Task description |
Give, as a bare number, the count of lines that contain the word "在成对观测值情形下两个均值的比较".

..........

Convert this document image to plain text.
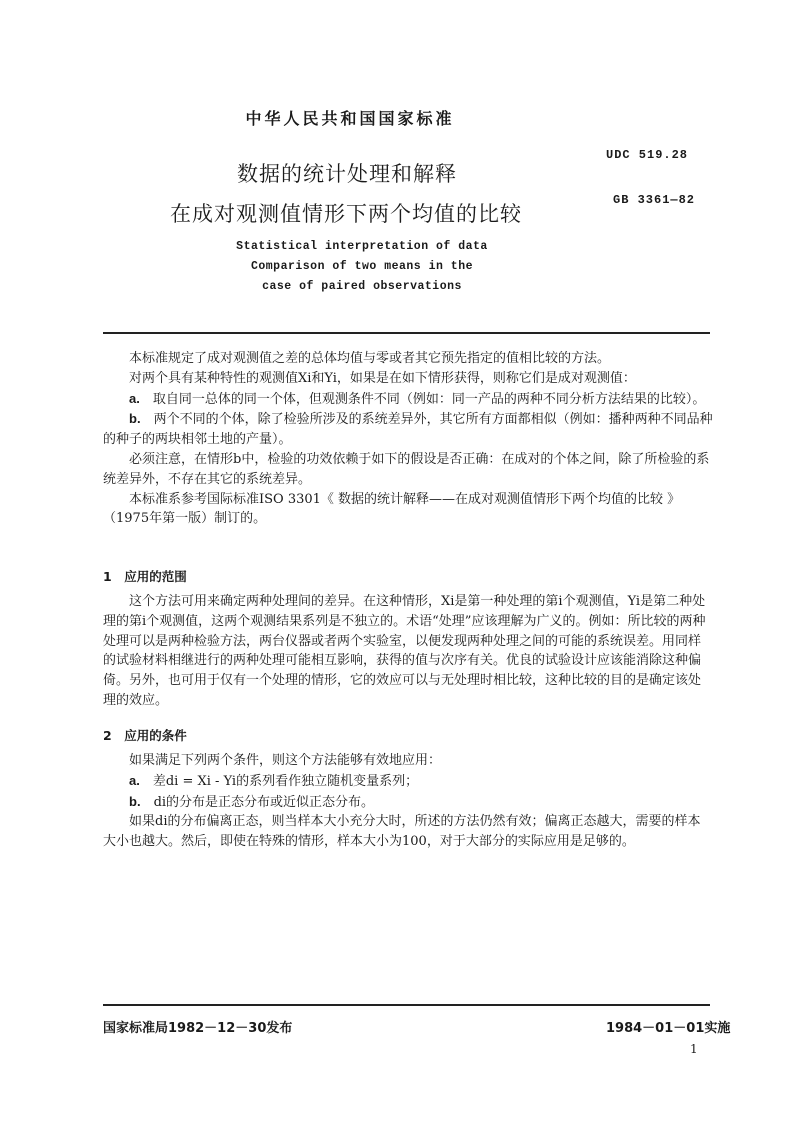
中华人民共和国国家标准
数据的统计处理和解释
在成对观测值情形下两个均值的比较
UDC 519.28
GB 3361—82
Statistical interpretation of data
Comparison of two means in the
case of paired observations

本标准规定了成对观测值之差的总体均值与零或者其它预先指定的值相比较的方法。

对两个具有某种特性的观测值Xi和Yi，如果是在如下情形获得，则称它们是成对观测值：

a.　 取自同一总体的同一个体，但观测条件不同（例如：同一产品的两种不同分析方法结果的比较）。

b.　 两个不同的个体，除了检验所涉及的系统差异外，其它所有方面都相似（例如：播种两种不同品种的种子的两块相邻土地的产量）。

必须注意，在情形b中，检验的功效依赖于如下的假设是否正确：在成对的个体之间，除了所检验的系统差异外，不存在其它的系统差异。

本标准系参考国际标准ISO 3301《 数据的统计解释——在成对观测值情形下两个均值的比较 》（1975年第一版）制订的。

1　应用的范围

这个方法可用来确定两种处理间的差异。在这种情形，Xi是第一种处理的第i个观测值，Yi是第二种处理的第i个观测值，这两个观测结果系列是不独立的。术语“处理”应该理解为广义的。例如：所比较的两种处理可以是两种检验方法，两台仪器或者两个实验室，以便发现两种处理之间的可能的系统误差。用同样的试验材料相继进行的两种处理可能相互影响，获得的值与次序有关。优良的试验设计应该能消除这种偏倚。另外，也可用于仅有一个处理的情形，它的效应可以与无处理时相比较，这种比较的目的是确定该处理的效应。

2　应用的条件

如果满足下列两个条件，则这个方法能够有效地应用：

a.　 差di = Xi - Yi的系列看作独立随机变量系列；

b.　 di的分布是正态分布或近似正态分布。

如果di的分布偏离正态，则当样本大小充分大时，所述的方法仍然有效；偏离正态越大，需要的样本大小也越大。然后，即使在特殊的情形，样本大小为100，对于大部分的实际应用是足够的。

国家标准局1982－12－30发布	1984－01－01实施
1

..........

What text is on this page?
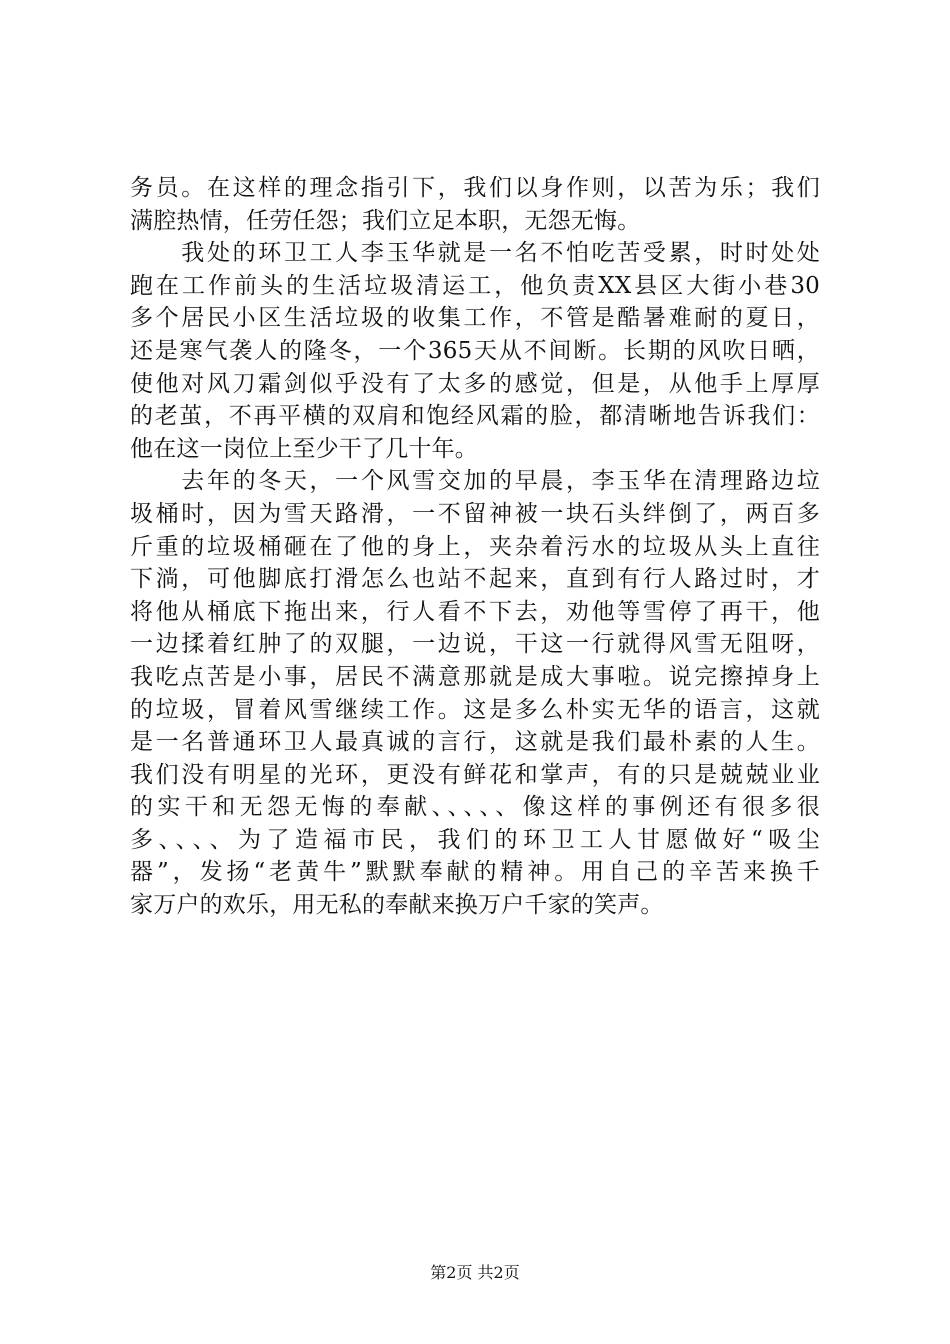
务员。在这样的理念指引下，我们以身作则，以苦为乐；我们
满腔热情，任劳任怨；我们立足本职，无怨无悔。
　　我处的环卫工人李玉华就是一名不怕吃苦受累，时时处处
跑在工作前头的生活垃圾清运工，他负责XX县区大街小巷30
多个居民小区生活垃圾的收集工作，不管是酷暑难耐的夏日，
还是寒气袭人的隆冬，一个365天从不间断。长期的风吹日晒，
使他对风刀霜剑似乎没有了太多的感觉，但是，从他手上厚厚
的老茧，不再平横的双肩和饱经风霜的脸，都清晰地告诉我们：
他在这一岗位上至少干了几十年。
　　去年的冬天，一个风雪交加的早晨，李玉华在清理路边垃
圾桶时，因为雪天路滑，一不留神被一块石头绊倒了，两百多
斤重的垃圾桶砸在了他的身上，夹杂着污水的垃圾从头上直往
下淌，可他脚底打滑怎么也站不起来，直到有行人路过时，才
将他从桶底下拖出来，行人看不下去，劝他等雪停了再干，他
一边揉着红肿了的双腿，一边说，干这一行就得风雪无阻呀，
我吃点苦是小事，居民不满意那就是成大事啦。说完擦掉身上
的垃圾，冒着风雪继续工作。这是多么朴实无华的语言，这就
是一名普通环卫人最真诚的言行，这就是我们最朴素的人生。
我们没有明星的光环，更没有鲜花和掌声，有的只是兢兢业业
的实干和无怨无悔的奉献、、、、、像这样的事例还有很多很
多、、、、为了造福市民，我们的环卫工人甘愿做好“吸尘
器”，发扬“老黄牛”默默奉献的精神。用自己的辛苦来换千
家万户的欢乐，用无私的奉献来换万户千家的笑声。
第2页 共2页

..........

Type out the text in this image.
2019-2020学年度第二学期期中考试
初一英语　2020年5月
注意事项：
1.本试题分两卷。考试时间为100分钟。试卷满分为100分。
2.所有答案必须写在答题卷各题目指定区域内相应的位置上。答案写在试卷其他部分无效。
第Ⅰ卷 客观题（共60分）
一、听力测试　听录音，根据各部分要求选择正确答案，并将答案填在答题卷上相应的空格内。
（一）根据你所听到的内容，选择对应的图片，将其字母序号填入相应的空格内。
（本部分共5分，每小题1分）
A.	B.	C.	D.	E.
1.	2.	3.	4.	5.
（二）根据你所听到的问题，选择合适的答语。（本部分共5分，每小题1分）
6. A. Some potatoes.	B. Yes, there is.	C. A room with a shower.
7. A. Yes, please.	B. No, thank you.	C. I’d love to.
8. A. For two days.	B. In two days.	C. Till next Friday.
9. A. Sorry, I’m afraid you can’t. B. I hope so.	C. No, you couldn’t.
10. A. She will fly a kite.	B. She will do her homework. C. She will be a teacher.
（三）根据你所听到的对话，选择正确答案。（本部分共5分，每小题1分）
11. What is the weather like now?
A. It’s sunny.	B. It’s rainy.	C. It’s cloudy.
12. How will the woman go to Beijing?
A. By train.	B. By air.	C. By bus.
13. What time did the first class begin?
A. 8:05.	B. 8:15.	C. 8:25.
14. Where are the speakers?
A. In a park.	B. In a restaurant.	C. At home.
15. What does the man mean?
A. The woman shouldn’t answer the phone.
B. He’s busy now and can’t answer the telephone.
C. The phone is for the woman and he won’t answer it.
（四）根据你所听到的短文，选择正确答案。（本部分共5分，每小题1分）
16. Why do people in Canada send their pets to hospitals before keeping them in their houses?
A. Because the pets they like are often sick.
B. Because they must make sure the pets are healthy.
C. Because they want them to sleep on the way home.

..........

Solved problem |
2